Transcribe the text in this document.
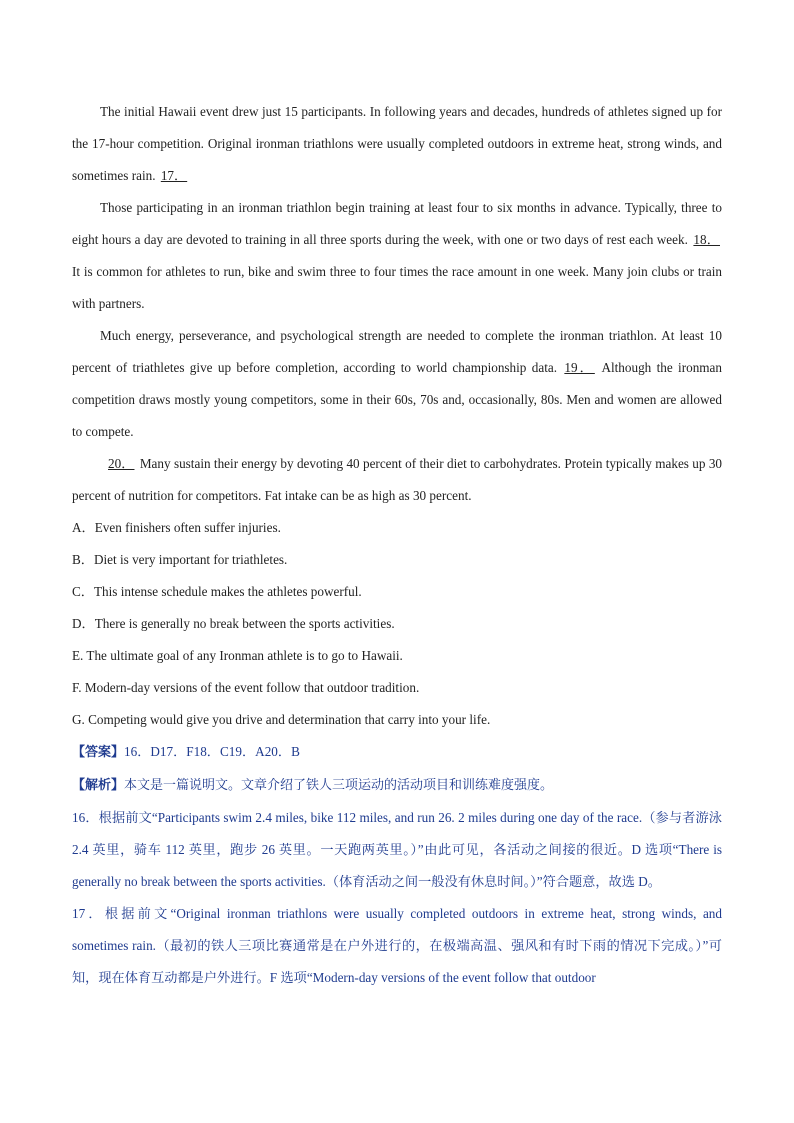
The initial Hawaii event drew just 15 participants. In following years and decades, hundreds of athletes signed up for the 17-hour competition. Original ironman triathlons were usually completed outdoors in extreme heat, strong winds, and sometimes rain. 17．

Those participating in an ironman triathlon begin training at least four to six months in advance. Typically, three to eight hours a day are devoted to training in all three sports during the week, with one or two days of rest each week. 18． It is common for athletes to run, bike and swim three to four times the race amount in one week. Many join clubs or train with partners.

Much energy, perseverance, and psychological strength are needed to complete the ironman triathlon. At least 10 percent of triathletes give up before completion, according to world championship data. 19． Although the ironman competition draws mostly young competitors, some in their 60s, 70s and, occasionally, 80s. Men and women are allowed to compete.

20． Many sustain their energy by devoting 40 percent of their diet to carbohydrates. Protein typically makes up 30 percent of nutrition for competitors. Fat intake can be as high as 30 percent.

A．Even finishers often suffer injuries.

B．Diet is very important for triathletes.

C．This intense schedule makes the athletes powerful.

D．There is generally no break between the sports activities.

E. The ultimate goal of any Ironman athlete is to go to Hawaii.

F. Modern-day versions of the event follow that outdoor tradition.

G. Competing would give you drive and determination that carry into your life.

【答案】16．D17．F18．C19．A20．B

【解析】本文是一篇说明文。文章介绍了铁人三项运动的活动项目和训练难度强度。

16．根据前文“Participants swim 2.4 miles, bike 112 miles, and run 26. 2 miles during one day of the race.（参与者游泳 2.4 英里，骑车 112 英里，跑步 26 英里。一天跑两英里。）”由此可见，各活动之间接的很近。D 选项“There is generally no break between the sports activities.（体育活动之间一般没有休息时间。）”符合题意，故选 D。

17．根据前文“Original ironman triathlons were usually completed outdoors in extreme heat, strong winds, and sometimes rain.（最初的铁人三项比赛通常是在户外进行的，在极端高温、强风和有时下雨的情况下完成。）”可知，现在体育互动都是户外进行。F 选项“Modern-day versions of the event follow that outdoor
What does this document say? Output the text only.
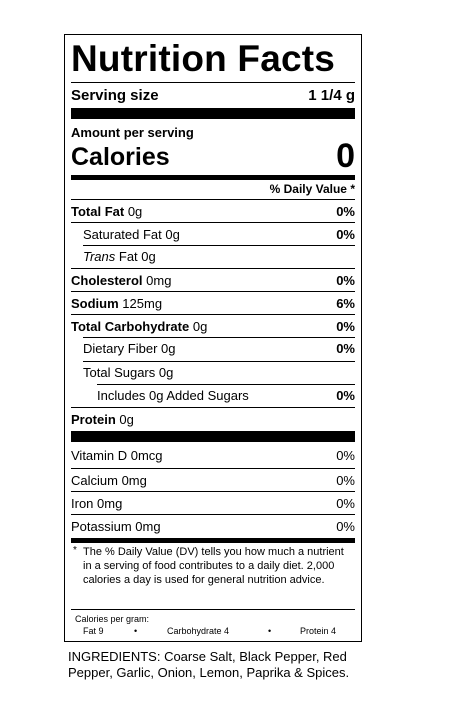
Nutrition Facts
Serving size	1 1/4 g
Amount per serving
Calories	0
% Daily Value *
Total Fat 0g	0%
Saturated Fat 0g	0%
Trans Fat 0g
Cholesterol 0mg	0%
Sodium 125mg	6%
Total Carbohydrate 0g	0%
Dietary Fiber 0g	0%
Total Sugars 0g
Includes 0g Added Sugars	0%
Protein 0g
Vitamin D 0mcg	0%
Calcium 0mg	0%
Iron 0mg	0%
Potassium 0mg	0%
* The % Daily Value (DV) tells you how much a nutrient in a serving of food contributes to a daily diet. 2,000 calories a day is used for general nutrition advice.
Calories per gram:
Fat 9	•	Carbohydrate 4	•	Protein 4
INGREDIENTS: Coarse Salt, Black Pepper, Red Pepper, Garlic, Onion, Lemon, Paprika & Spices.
=====
Output all the entries exactly, minus any pictures.

**EXPECTED ANSWER**
Transcribe the text in this document.
The initial Hawaii event drew just 15 participants. In following years and decades, hundreds of athletes signed up for the 17-hour competition. Original ironman triathlons were usually completed outdoors in extreme heat, strong winds, and sometimes rain. 17．

Those participating in an ironman triathlon begin training at least four to six months in advance. Typically, three to eight hours a day are devoted to training in all three sports during the week, with one or two days of rest each week. 18． It is common for athletes to run, bike and swim three to four times the race amount in one week. Many join clubs or train with partners.

Much energy, perseverance, and psychological strength are needed to complete the ironman triathlon. At least 10 percent of triathletes give up before completion, according to world championship data. 19． Although the ironman competition draws mostly young competitors, some in their 60s, 70s and, occasionally, 80s. Men and women are allowed to compete.

20． Many sustain their energy by devoting 40 percent of their diet to carbohydrates. Protein typically makes up 30 percent of nutrition for competitors. Fat intake can be as high as 30 percent.

A．Even finishers often suffer injuries.

B．Diet is very important for triathletes.

C．This intense schedule makes the athletes powerful.

D．There is generally no break between the sports activities.

E. The ultimate goal of any Ironman athlete is to go to Hawaii.

F. Modern-day versions of the event follow that outdoor tradition.

G. Competing would give you drive and determination that carry into your life.

【答案】16．D17．F18．C19．A20．B

【解析】本文是一篇说明文。文章介绍了铁人三项运动的活动项目和训练难度强度。

16．根据前文“Participants swim 2.4 miles, bike 112 miles, and run 26. 2 miles during one day of the race.（参与者游泳 2.4 英里，骑车 112 英里，跑步 26 英里。一天跑两英里。）”由此可见，各活动之间接的很近。D 选项“There is generally no break between the sports activities.（体育活动之间一般没有休息时间。）”符合题意，故选 D。

17．根据前文“Original ironman triathlons were usually completed outdoors in extreme heat, strong winds, and sometimes rain.（最初的铁人三项比赛通常是在户外进行的，在极端高温、强风和有时下雨的情况下完成。）”可知，现在体育互动都是户外进行。F 选项“Modern-day versions of the event follow that outdoor
What does this document say? Output the text only.
Nutrition Facts
Serving size	1 1/4 g
Amount per serving
Calories	0
% Daily Value *
Total Fat 0g	0%
Saturated Fat 0g	0%
Trans Fat 0g
Cholesterol 0mg	0%
Sodium 125mg	6%
Total Carbohydrate 0g	0%
Dietary Fiber 0g	0%
Total Sugars 0g
Includes 0g Added Sugars	0%
Protein 0g
Vitamin D 0mcg	0%
Calcium 0mg	0%
Iron 0mg	0%
Potassium 0mg	0%
* The % Daily Value (DV) tells you how much a nutrient in a serving of food contributes to a daily diet. 2,000 calories a day is used for general nutrition advice.
Calories per gram:
Fat 9	•	Carbohydrate 4	•	Protein 4
INGREDIENTS: Coarse Salt, Black Pepper, Red Pepper, Garlic, Onion, Lemon, Paprika & Spices.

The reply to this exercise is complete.